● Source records

+---+

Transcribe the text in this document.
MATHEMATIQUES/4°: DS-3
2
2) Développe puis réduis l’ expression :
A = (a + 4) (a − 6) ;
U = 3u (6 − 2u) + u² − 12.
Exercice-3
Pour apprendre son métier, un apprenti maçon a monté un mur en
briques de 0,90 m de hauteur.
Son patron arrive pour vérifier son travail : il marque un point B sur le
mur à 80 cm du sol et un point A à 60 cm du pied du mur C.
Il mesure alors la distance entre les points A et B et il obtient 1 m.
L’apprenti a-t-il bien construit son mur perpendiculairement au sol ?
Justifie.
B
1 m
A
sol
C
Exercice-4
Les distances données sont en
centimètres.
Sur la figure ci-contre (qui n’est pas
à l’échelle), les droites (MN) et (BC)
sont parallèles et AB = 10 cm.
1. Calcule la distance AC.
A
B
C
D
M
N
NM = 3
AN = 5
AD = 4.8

+---+

● Prompt
Every line of the listing that holds "sont" should be found and copied.

● Answer below
Les distances données sont en
sont parallèles et AB = 10 cm.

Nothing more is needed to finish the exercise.